#### [The input]
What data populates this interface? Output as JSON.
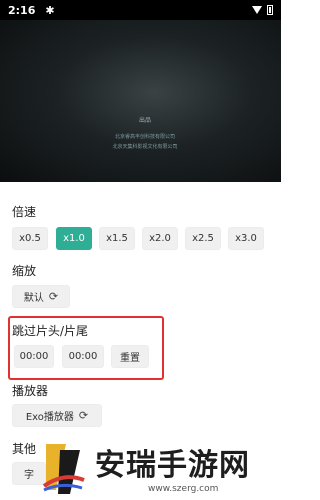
{
  "status_bar": {
    "time": "2:16",
    "notif_icon": "bug-icon"
  },
  "video": {
    "credits_title": "出品",
    "credits_lines": [
      "北京睿高丰创科技有限公司",
      "北京天集科影视文化有限公司"
    ]
  },
  "speed": {
    "label": "倍速",
    "options": [
      "x0.5",
      "x1.0",
      "x1.5",
      "x2.0",
      "x2.5",
      "x3.0"
    ],
    "selected": "x1.0"
  },
  "zoom": {
    "label": "缩放",
    "value": "默认"
  },
  "skip": {
    "label": "跳过片头/片尾",
    "opening": "00:00",
    "ending": "00:00",
    "reset_label": "重置"
  },
  "player": {
    "label": "播放器",
    "value": "Exo播放器"
  },
  "other": {
    "label_partial": "其他",
    "btn_partial": "字"
  },
  "watermark": {
    "text": "安瑞手游网",
    "url": "www.szerg.com"
  },
  "colors": {
    "accent": "#2fae96",
    "highlight": "#e0332f"
  }
}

#### [Exercise prompt]
Write out every record above exactly as it stands, but leave out the pictures.

#### [Result for this task]
What data populates this interface? Output as JSON.
{
  "status_bar": {
    "time": "2:16",
    "notif_icon": "bug-icon"
  },
  "video": {
    "credits_title": "出品",
    "credits_lines": [
      "北京睿高丰创科技有限公司",
      "北京天集科影视文化有限公司"
    ]
  },
  "speed": {
    "label": "倍速",
    "options": [
      "x0.5",
      "x1.0",
      "x1.5",
      "x2.0",
      "x2.5",
      "x3.0"
    ],
    "selected": "x1.0"
  },
  "zoom": {
    "label": "缩放",
    "value": "默认"
  },
  "skip": {
    "label": "跳过片头/片尾",
    "opening": "00:00",
    "ending": "00:00",
    "reset_label": "重置"
  },
  "player": {
    "label": "播放器",
    "value": "Exo播放器"
  },
  "other": {
    "label_partial": "其他",
    "btn_partial": "字"
  },
  "watermark": {
    "text": "安瑞手游网",
    "url": "www.szerg.com"
  },
  "colors": {
    "accent": "#2fae96",
    "highlight": "#e0332f"
  }
}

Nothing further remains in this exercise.